## THE EXERCISE
Print the entries verbatim, leaving out the images they contain.

## TASK DATA
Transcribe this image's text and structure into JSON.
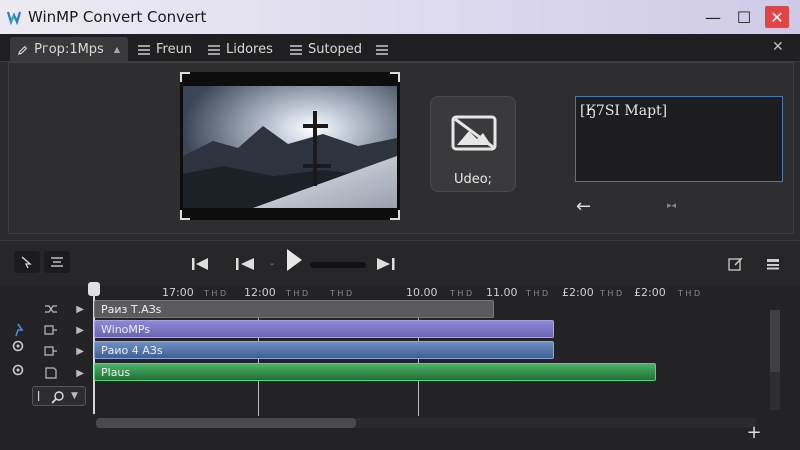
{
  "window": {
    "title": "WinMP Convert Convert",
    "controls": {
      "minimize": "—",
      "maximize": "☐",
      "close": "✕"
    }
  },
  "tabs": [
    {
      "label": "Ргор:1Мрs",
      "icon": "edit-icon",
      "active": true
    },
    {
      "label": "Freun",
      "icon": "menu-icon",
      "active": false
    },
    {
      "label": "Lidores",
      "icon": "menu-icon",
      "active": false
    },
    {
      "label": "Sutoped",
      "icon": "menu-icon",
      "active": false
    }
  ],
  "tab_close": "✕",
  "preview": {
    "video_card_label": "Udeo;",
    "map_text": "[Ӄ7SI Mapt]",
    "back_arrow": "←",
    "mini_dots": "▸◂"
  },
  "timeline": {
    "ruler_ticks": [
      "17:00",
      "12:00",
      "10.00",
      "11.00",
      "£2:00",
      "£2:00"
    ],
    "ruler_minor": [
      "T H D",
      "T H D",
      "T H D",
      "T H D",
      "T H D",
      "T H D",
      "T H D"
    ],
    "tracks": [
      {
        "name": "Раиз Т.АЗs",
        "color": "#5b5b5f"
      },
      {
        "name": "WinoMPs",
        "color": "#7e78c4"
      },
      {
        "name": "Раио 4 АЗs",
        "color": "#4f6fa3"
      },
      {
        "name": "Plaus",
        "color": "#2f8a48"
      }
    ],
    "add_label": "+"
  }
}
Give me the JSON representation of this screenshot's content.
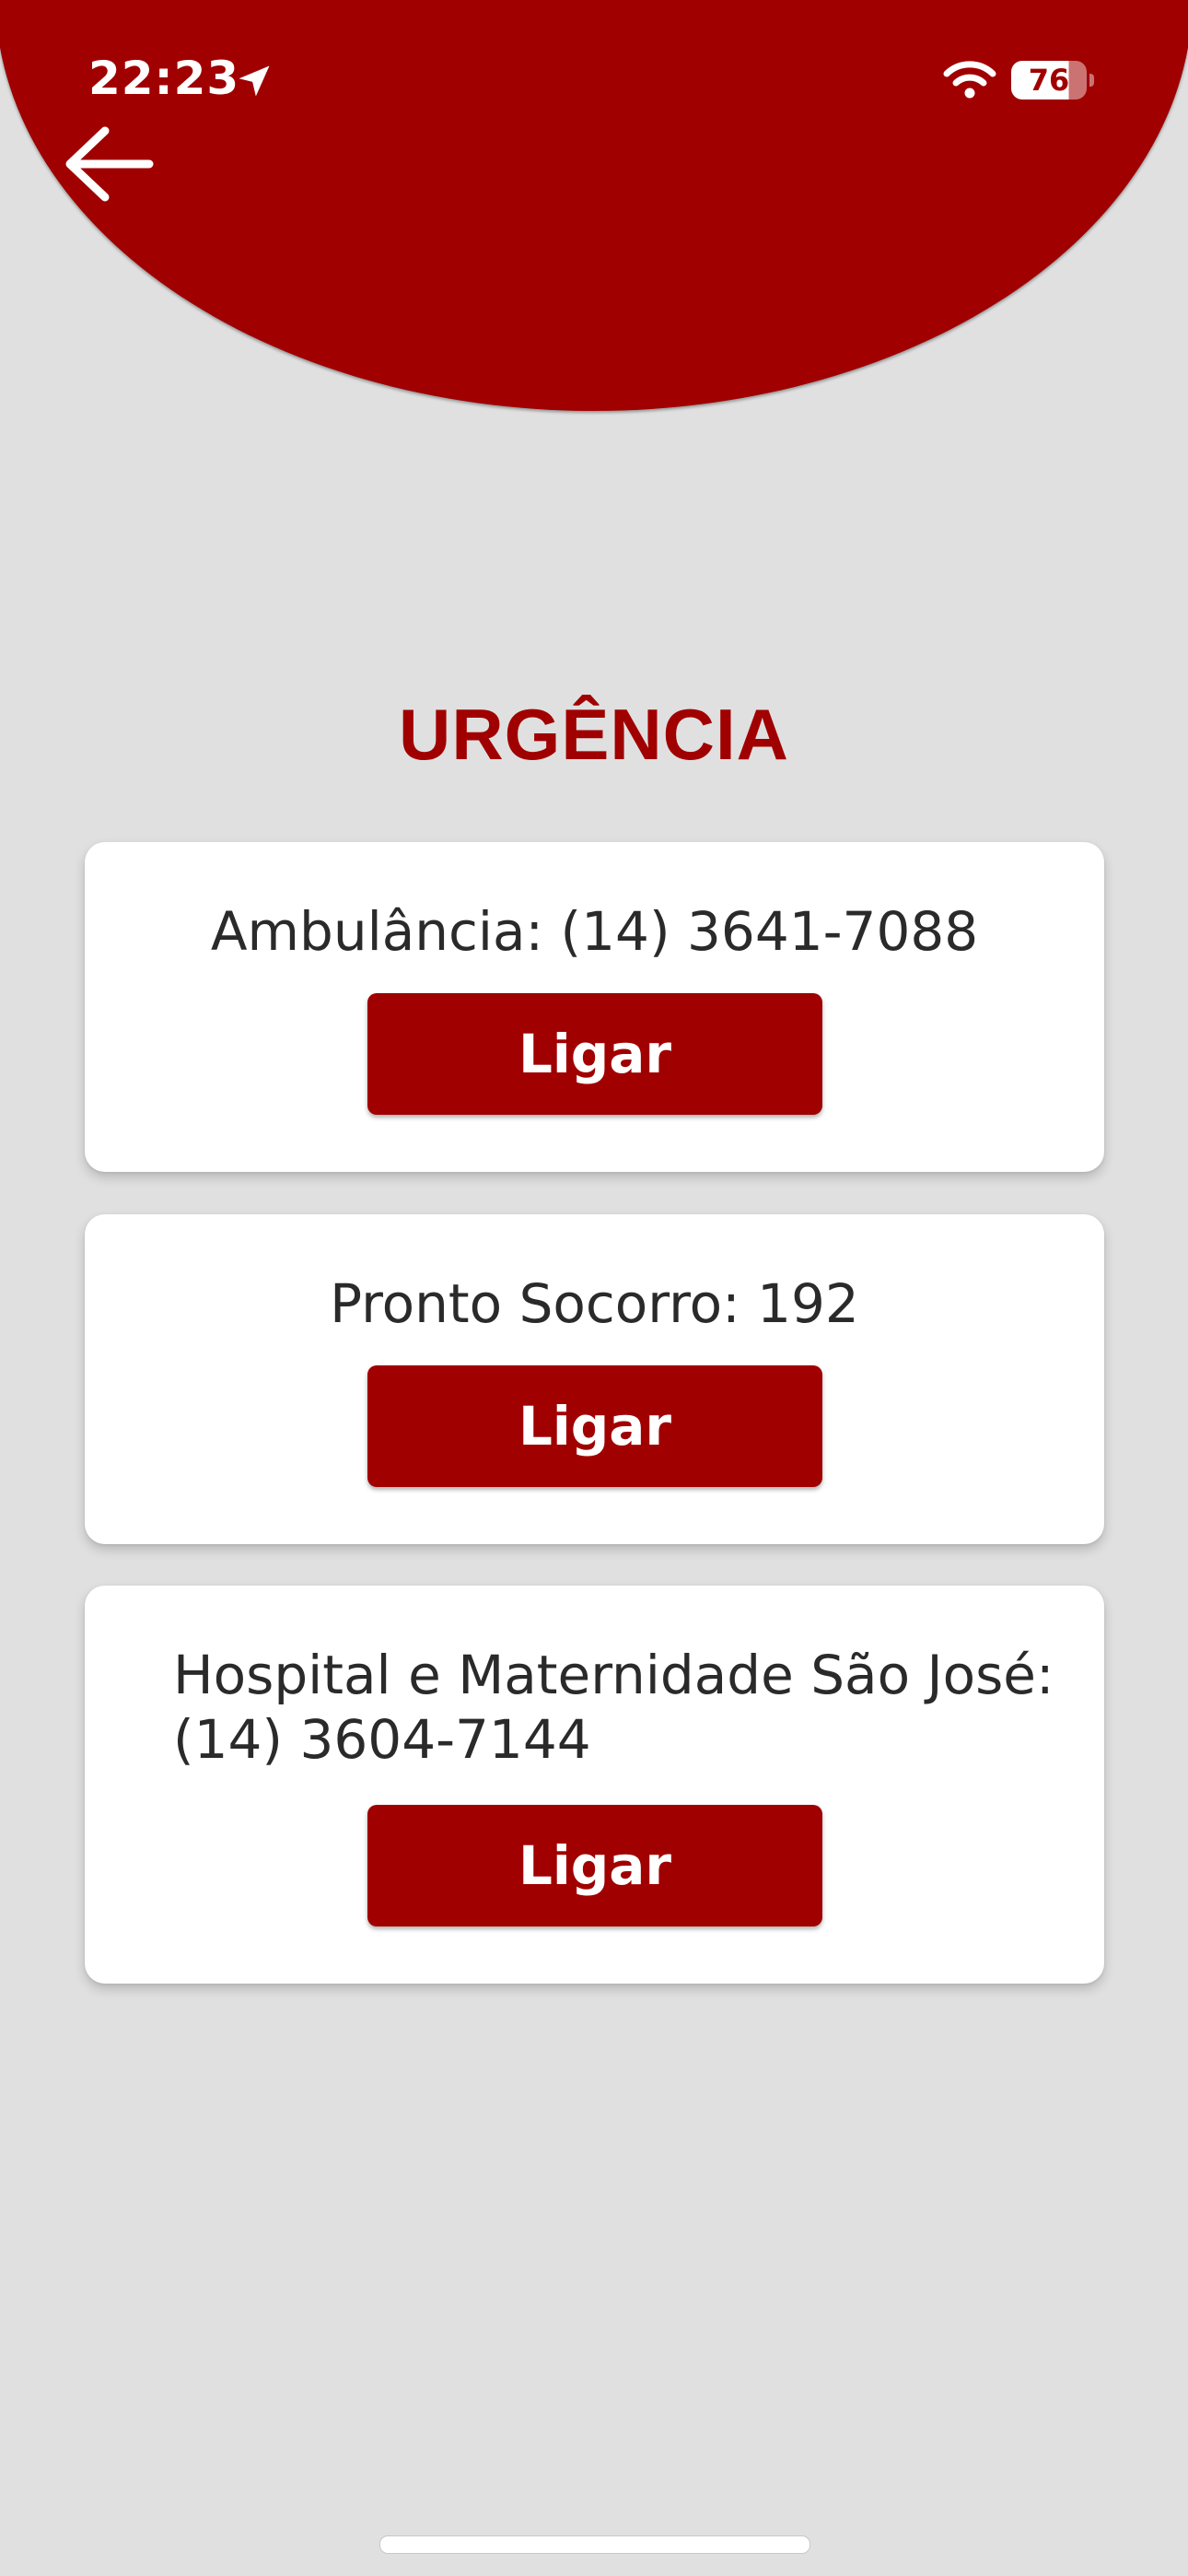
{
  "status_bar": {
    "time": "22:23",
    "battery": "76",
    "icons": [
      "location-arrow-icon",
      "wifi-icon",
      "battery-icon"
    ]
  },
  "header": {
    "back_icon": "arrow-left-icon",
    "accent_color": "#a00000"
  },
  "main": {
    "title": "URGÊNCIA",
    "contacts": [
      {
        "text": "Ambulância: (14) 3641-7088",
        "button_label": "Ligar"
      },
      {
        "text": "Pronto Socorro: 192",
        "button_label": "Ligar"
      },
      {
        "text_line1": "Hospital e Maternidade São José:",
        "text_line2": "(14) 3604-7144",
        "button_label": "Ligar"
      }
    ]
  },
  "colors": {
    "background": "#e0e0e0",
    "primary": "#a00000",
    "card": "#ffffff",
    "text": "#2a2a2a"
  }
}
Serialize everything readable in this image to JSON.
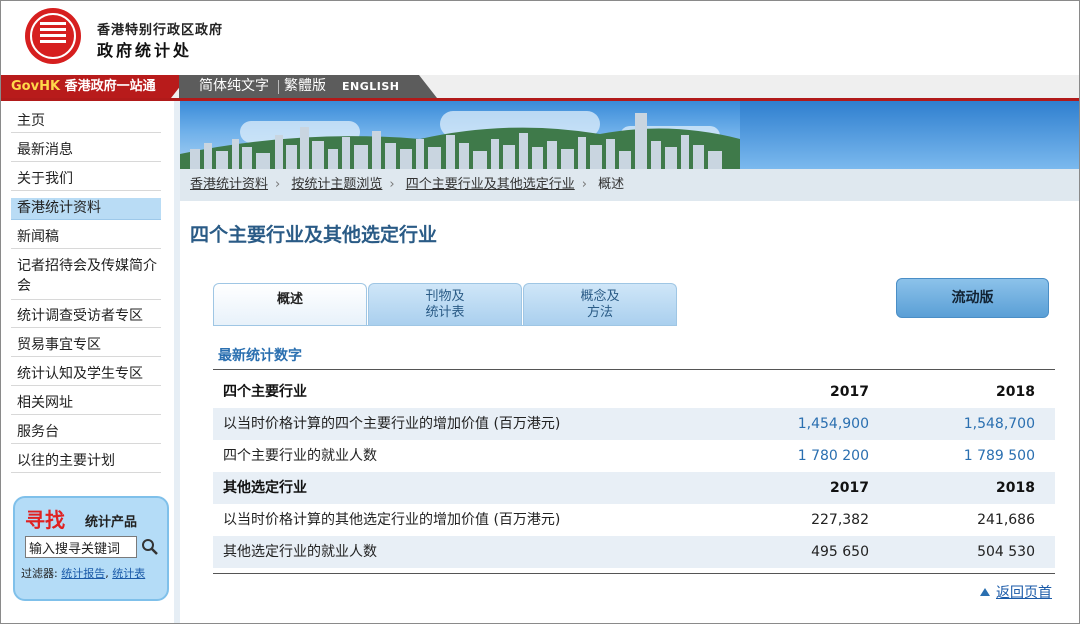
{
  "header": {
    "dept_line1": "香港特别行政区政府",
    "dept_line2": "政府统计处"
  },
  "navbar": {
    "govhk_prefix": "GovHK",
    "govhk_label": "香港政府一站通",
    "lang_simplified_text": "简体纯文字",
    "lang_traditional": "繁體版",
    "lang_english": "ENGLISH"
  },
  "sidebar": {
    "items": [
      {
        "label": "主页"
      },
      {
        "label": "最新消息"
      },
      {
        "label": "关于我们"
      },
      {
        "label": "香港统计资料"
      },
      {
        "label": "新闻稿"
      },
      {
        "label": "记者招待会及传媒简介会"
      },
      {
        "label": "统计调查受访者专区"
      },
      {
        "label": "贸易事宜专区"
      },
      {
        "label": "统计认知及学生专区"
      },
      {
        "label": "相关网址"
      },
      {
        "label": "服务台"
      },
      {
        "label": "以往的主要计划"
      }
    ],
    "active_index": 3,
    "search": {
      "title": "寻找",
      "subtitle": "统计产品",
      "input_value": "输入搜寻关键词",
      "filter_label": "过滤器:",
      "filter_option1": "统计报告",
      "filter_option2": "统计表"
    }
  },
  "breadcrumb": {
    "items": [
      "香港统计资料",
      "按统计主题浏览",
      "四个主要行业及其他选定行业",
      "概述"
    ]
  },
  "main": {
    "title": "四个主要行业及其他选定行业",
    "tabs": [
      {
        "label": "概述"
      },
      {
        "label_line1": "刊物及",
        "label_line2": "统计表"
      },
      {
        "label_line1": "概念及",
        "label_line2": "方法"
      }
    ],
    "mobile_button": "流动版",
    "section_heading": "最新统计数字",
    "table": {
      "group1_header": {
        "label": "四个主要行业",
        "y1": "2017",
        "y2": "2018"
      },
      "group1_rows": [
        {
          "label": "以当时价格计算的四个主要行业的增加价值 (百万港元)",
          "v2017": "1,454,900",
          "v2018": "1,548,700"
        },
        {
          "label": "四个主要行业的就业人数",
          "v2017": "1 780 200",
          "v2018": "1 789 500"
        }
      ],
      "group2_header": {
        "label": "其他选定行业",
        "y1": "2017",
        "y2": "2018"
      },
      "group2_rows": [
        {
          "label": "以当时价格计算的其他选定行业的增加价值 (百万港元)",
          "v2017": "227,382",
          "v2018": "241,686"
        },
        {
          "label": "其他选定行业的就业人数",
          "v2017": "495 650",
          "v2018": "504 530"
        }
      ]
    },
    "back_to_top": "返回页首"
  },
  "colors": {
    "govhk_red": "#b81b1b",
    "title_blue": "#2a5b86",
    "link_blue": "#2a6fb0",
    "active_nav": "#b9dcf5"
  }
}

## SOLUTION FOR THIS PROBLEM
Transcribe this image's text and structure into JSON.
{
  "window": {
    "title": "WinMP Convert Convert",
    "controls": {
      "minimize": "—",
      "maximize": "☐",
      "close": "✕"
    }
  },
  "tabs": [
    {
      "label": "Ргор:1Мрs",
      "icon": "edit-icon",
      "active": true
    },
    {
      "label": "Freun",
      "icon": "menu-icon",
      "active": false
    },
    {
      "label": "Lidores",
      "icon": "menu-icon",
      "active": false
    },
    {
      "label": "Sutoped",
      "icon": "menu-icon",
      "active": false
    }
  ],
  "tab_close": "✕",
  "preview": {
    "video_card_label": "Udeo;",
    "map_text": "[Ӄ7SI Mapt]",
    "back_arrow": "←",
    "mini_dots": "▸◂"
  },
  "timeline": {
    "ruler_ticks": [
      "17:00",
      "12:00",
      "10.00",
      "11.00",
      "£2:00",
      "£2:00"
    ],
    "ruler_minor": [
      "T H D",
      "T H D",
      "T H D",
      "T H D",
      "T H D",
      "T H D",
      "T H D"
    ],
    "tracks": [
      {
        "name": "Раиз Т.АЗs",
        "color": "#5b5b5f"
      },
      {
        "name": "WinoMPs",
        "color": "#7e78c4"
      },
      {
        "name": "Раио 4 АЗs",
        "color": "#4f6fa3"
      },
      {
        "name": "Plaus",
        "color": "#2f8a48"
      }
    ],
    "add_label": "+"
  }
}
Give me the JSON representation of this screenshot's content.
{
  "status_bar": {
    "time": "22:23",
    "battery": "76",
    "icons": [
      "location-arrow-icon",
      "wifi-icon",
      "battery-icon"
    ]
  },
  "header": {
    "back_icon": "arrow-left-icon",
    "accent_color": "#a00000"
  },
  "main": {
    "title": "URGÊNCIA",
    "contacts": [
      {
        "text": "Ambulância: (14) 3641-7088",
        "button_label": "Ligar"
      },
      {
        "text": "Pronto Socorro: 192",
        "button_label": "Ligar"
      },
      {
        "text_line1": "Hospital e Maternidade São José:",
        "text_line2": "(14) 3604-7144",
        "button_label": "Ligar"
      }
    ]
  },
  "colors": {
    "background": "#e0e0e0",
    "primary": "#a00000",
    "card": "#ffffff",
    "text": "#2a2a2a"
  }
}
Serialize everything readable in this image to JSON.
{
  "header": {
    "dept_line1": "香港特别行政区政府",
    "dept_line2": "政府统计处"
  },
  "navbar": {
    "govhk_prefix": "GovHK",
    "govhk_label": "香港政府一站通",
    "lang_simplified_text": "简体纯文字",
    "lang_traditional": "繁體版",
    "lang_english": "ENGLISH"
  },
  "sidebar": {
    "items": [
      {
        "label": "主页"
      },
      {
        "label": "最新消息"
      },
      {
        "label": "关于我们"
      },
      {
        "label": "香港统计资料"
      },
      {
        "label": "新闻稿"
      },
      {
        "label": "记者招待会及传媒简介会"
      },
      {
        "label": "统计调查受访者专区"
      },
      {
        "label": "贸易事宜专区"
      },
      {
        "label": "统计认知及学生专区"
      },
      {
        "label": "相关网址"
      },
      {
        "label": "服务台"
      },
      {
        "label": "以往的主要计划"
      }
    ],
    "active_index": 3,
    "search": {
      "title": "寻找",
      "subtitle": "统计产品",
      "input_value": "输入搜寻关键词",
      "filter_label": "过滤器:",
      "filter_option1": "统计报告",
      "filter_option2": "统计表"
    }
  },
  "breadcrumb": {
    "items": [
      "香港统计资料",
      "按统计主题浏览",
      "四个主要行业及其他选定行业",
      "概述"
    ]
  },
  "main": {
    "title": "四个主要行业及其他选定行业",
    "tabs": [
      {
        "label": "概述"
      },
      {
        "label_line1": "刊物及",
        "label_line2": "统计表"
      },
      {
        "label_line1": "概念及",
        "label_line2": "方法"
      }
    ],
    "mobile_button": "流动版",
    "section_heading": "最新统计数字",
    "table": {
      "group1_header": {
        "label": "四个主要行业",
        "y1": "2017",
        "y2": "2018"
      },
      "group1_rows": [
        {
          "label": "以当时价格计算的四个主要行业的增加价值 (百万港元)",
          "v2017": "1,454,900",
          "v2018": "1,548,700"
        },
        {
          "label": "四个主要行业的就业人数",
          "v2017": "1 780 200",
          "v2018": "1 789 500"
        }
      ],
      "group2_header": {
        "label": "其他选定行业",
        "y1": "2017",
        "y2": "2018"
      },
      "group2_rows": [
        {
          "label": "以当时价格计算的其他选定行业的增加价值 (百万港元)",
          "v2017": "227,382",
          "v2018": "241,686"
        },
        {
          "label": "其他选定行业的就业人数",
          "v2017": "495 650",
          "v2018": "504 530"
        }
      ]
    },
    "back_to_top": "返回页首"
  },
  "colors": {
    "govhk_red": "#b81b1b",
    "title_blue": "#2a5b86",
    "link_blue": "#2a6fb0",
    "active_nav": "#b9dcf5"
  }
}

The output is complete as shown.